● **MATERIAL SHOWN**
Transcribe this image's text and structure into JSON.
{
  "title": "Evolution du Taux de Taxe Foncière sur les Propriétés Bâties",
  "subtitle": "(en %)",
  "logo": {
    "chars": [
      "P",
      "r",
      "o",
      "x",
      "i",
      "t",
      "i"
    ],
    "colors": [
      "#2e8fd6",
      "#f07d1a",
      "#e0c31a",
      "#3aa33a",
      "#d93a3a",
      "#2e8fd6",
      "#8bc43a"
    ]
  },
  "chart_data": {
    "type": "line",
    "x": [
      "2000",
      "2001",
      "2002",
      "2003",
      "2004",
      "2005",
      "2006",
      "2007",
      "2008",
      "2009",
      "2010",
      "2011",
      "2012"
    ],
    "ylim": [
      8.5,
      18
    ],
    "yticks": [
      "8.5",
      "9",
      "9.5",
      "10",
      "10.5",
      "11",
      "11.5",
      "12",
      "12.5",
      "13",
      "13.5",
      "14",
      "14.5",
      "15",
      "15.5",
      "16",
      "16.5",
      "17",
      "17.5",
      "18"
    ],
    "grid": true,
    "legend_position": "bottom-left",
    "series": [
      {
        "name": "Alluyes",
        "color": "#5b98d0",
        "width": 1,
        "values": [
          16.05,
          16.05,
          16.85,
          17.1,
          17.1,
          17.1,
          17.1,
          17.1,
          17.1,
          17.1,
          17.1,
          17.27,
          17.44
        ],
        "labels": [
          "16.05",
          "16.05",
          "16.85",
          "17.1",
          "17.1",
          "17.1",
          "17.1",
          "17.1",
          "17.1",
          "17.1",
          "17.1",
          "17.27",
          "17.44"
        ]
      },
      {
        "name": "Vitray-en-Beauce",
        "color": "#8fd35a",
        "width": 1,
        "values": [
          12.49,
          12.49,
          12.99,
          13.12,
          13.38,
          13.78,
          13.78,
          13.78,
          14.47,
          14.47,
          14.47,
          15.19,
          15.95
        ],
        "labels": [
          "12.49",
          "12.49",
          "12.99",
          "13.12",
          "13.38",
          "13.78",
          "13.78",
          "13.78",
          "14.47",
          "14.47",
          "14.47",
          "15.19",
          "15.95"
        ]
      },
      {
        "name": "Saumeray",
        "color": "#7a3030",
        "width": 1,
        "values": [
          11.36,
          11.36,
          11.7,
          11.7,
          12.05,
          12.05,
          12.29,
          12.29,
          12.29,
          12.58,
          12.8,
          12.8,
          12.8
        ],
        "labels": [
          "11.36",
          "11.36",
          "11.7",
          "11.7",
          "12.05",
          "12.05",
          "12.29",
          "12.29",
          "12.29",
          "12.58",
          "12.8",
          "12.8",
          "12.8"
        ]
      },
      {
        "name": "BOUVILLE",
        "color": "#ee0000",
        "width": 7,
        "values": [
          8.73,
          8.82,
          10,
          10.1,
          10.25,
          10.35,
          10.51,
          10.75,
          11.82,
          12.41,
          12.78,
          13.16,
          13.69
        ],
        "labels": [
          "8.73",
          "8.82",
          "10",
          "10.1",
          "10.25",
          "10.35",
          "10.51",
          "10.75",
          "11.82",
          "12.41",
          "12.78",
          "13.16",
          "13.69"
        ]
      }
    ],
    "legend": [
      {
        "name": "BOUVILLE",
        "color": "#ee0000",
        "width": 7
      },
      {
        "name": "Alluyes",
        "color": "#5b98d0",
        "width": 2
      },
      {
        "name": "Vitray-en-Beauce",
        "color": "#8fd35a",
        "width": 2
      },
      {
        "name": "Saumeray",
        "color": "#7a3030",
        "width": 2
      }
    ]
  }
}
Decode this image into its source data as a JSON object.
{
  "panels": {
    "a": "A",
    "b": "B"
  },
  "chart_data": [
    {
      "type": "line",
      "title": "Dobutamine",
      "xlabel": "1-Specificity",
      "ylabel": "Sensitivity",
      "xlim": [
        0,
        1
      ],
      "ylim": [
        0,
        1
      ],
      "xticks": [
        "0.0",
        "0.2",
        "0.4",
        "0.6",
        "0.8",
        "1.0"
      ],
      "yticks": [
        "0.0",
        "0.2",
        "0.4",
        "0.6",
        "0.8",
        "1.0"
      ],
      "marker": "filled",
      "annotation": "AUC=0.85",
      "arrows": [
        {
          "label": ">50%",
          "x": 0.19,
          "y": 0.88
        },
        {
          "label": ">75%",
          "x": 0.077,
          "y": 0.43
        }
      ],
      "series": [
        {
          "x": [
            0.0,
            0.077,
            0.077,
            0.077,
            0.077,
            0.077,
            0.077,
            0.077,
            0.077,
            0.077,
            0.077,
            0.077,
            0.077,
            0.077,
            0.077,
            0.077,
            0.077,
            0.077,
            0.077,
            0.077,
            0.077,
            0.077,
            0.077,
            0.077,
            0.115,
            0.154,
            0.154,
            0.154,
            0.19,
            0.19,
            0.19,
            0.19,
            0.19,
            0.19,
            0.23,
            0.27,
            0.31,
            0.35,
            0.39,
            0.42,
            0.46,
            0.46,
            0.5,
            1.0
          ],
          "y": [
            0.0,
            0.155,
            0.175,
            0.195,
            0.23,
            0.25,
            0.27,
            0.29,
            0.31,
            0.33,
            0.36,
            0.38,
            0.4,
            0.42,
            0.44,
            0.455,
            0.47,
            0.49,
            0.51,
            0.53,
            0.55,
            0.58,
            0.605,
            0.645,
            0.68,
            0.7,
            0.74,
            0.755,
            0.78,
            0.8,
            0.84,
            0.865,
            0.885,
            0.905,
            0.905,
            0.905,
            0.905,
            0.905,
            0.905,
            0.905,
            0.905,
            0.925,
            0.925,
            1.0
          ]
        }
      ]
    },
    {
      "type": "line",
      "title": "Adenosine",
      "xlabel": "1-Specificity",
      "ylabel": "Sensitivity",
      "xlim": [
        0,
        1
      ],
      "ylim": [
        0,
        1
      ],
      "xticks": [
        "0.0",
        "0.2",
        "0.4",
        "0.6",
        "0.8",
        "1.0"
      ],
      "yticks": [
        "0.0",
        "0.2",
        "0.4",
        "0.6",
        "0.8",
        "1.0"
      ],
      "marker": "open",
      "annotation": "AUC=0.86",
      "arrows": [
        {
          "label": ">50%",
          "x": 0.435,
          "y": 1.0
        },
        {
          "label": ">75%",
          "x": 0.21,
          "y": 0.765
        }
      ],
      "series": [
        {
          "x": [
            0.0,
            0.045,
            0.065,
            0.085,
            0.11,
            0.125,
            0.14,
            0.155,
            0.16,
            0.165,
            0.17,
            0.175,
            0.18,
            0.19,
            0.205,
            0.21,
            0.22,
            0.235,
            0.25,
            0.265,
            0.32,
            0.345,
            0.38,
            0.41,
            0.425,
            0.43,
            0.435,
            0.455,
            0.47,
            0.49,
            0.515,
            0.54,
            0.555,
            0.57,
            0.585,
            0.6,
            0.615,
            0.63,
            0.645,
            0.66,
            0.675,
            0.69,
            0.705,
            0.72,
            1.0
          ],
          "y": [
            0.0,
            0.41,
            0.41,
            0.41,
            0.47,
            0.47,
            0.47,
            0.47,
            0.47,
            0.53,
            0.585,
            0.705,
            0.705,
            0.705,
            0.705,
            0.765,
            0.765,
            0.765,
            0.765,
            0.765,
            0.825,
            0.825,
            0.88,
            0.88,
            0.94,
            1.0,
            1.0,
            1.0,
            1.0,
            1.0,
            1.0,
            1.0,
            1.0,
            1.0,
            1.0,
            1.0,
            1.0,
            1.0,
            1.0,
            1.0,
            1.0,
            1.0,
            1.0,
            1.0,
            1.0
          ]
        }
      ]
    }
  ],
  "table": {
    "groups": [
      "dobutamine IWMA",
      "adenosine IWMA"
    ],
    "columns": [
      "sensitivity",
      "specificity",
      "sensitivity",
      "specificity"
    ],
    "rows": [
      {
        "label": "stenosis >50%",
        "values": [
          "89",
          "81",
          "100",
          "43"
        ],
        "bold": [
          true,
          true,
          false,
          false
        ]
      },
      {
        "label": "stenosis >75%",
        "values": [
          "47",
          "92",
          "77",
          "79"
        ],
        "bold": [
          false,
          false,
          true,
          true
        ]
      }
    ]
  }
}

● **WHAT TO PRODUCE**
Give every line of the material that includes the string "annotation".

● **RESULT OF THE TASK**
      "annotation": "AUC=0.85",
      "annotation": "AUC=0.86",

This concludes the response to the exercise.